*Information shown*.

------------------------------------------------------------

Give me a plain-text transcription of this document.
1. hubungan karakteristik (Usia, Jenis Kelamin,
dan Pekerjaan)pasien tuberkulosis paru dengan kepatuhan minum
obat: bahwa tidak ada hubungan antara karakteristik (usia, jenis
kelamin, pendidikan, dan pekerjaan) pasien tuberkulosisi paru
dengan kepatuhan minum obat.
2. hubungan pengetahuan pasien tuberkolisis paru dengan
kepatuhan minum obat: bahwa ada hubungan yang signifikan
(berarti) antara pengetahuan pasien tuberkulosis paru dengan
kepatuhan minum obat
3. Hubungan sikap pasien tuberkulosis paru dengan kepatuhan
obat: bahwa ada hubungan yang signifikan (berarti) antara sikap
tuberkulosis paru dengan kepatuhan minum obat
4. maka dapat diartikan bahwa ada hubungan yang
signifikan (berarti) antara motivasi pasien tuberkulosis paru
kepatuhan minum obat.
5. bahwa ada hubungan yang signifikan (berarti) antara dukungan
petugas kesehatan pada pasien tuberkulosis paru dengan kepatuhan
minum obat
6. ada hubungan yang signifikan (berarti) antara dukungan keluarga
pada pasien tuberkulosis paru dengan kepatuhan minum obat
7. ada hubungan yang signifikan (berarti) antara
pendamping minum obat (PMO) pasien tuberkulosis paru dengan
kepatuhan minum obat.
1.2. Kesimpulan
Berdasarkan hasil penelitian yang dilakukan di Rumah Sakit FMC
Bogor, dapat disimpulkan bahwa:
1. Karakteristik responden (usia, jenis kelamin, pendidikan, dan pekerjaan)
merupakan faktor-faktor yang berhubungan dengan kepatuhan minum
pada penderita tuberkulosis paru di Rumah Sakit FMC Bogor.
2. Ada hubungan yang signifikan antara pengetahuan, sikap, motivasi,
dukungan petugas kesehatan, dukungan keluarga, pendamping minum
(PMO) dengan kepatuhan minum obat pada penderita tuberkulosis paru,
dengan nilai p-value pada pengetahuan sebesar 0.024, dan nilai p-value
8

------------------------------------------------------------

*Written problem*. Report all lines of the data that include the word "kesehatan".

*Task output*.
petugas kesehatan pada pasien tuberkulosis paru dengan kepatuhan
dukungan petugas kesehatan, dukungan keluarga, pendamping minum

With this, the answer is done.